Items →
-------

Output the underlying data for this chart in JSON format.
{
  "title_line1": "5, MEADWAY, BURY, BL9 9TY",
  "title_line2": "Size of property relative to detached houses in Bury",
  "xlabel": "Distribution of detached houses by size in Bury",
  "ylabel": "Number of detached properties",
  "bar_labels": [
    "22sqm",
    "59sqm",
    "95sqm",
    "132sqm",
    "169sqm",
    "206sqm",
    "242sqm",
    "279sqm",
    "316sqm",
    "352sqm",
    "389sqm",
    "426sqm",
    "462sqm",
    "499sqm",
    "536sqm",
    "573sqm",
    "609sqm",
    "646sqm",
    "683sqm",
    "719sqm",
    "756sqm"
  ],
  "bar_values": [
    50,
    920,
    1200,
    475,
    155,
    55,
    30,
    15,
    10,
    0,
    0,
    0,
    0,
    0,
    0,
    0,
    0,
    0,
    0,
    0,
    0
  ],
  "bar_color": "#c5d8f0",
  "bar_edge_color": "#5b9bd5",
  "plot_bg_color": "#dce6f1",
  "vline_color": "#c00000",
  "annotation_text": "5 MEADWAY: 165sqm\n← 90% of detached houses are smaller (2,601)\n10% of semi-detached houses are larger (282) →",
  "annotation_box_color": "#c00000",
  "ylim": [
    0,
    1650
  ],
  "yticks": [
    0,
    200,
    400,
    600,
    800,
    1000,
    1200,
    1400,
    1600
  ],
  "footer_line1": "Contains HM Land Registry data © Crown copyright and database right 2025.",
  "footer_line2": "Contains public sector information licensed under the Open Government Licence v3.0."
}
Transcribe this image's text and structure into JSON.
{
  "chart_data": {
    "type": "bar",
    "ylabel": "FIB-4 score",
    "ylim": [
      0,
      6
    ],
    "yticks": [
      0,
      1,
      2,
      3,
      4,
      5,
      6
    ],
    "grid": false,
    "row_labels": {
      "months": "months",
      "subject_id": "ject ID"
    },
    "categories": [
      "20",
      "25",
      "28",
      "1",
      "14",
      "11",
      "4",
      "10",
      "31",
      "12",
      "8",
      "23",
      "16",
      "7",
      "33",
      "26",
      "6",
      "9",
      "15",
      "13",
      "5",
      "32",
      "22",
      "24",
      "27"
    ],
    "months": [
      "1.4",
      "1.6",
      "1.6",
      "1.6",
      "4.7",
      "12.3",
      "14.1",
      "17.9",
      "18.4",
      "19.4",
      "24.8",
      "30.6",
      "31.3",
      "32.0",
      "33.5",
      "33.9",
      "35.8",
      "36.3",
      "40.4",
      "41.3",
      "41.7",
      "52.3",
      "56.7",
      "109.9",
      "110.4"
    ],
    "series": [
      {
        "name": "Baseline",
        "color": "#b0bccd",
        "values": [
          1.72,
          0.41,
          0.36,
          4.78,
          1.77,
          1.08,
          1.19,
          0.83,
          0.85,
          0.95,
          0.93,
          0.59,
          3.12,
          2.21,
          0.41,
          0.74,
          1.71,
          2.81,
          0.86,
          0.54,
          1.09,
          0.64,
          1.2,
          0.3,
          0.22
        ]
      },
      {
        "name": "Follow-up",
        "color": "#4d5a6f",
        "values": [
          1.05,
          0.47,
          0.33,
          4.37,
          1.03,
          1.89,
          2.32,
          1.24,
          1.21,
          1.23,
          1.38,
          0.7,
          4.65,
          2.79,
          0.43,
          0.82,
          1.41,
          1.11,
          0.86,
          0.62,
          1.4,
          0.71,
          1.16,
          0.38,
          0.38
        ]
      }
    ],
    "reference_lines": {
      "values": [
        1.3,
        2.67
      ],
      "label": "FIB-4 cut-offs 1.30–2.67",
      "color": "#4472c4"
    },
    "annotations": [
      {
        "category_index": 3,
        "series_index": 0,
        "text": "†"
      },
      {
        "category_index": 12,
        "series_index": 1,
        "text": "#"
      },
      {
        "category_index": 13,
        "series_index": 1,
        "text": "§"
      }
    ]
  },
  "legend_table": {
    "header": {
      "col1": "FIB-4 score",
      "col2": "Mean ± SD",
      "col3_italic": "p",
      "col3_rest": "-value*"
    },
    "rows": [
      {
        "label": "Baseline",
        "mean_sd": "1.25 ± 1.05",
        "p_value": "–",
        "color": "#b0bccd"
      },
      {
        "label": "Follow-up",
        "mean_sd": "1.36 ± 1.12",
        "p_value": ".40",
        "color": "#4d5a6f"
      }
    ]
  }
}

-------

Challenge → Copy out the whole listing exactly; please set it all down.

Solution to this problem →
Output the underlying data for this chart in JSON format.
{
  "title_line1": "5, MEADWAY, BURY, BL9 9TY",
  "title_line2": "Size of property relative to detached houses in Bury",
  "xlabel": "Distribution of detached houses by size in Bury",
  "ylabel": "Number of detached properties",
  "bar_labels": [
    "22sqm",
    "59sqm",
    "95sqm",
    "132sqm",
    "169sqm",
    "206sqm",
    "242sqm",
    "279sqm",
    "316sqm",
    "352sqm",
    "389sqm",
    "426sqm",
    "462sqm",
    "499sqm",
    "536sqm",
    "573sqm",
    "609sqm",
    "646sqm",
    "683sqm",
    "719sqm",
    "756sqm"
  ],
  "bar_values": [
    50,
    920,
    1200,
    475,
    155,
    55,
    30,
    15,
    10,
    0,
    0,
    0,
    0,
    0,
    0,
    0,
    0,
    0,
    0,
    0,
    0
  ],
  "bar_color": "#c5d8f0",
  "bar_edge_color": "#5b9bd5",
  "plot_bg_color": "#dce6f1",
  "vline_color": "#c00000",
  "annotation_text": "5 MEADWAY: 165sqm\n← 90% of detached houses are smaller (2,601)\n10% of semi-detached houses are larger (282) →",
  "annotation_box_color": "#c00000",
  "ylim": [
    0,
    1650
  ],
  "yticks": [
    0,
    200,
    400,
    600,
    800,
    1000,
    1200,
    1400,
    1600
  ],
  "footer_line1": "Contains HM Land Registry data © Crown copyright and database right 2025.",
  "footer_line2": "Contains public sector information licensed under the Open Government Licence v3.0."
}
Transcribe this image's text and structure into JSON.
{
  "chart_data": {
    "type": "bar",
    "ylabel": "FIB-4 score",
    "ylim": [
      0,
      6
    ],
    "yticks": [
      0,
      1,
      2,
      3,
      4,
      5,
      6
    ],
    "grid": false,
    "row_labels": {
      "months": "months",
      "subject_id": "ject ID"
    },
    "categories": [
      "20",
      "25",
      "28",
      "1",
      "14",
      "11",
      "4",
      "10",
      "31",
      "12",
      "8",
      "23",
      "16",
      "7",
      "33",
      "26",
      "6",
      "9",
      "15",
      "13",
      "5",
      "32",
      "22",
      "24",
      "27"
    ],
    "months": [
      "1.4",
      "1.6",
      "1.6",
      "1.6",
      "4.7",
      "12.3",
      "14.1",
      "17.9",
      "18.4",
      "19.4",
      "24.8",
      "30.6",
      "31.3",
      "32.0",
      "33.5",
      "33.9",
      "35.8",
      "36.3",
      "40.4",
      "41.3",
      "41.7",
      "52.3",
      "56.7",
      "109.9",
      "110.4"
    ],
    "series": [
      {
        "name": "Baseline",
        "color": "#b0bccd",
        "values": [
          1.72,
          0.41,
          0.36,
          4.78,
          1.77,
          1.08,
          1.19,
          0.83,
          0.85,
          0.95,
          0.93,
          0.59,
          3.12,
          2.21,
          0.41,
          0.74,
          1.71,
          2.81,
          0.86,
          0.54,
          1.09,
          0.64,
          1.2,
          0.3,
          0.22
        ]
      },
      {
        "name": "Follow-up",
        "color": "#4d5a6f",
        "values": [
          1.05,
          0.47,
          0.33,
          4.37,
          1.03,
          1.89,
          2.32,
          1.24,
          1.21,
          1.23,
          1.38,
          0.7,
          4.65,
          2.79,
          0.43,
          0.82,
          1.41,
          1.11,
          0.86,
          0.62,
          1.4,
          0.71,
          1.16,
          0.38,
          0.38
        ]
      }
    ],
    "reference_lines": {
      "values": [
        1.3,
        2.67
      ],
      "label": "FIB-4 cut-offs 1.30–2.67",
      "color": "#4472c4"
    },
    "annotations": [
      {
        "category_index": 3,
        "series_index": 0,
        "text": "†"
      },
      {
        "category_index": 12,
        "series_index": 1,
        "text": "#"
      },
      {
        "category_index": 13,
        "series_index": 1,
        "text": "§"
      }
    ]
  },
  "legend_table": {
    "header": {
      "col1": "FIB-4 score",
      "col2": "Mean ± SD",
      "col3_italic": "p",
      "col3_rest": "-value*"
    },
    "rows": [
      {
        "label": "Baseline",
        "mean_sd": "1.25 ± 1.05",
        "p_value": "–",
        "color": "#b0bccd"
      },
      {
        "label": "Follow-up",
        "mean_sd": "1.36 ± 1.12",
        "p_value": ".40",
        "color": "#4d5a6f"
      }
    ]
  }
}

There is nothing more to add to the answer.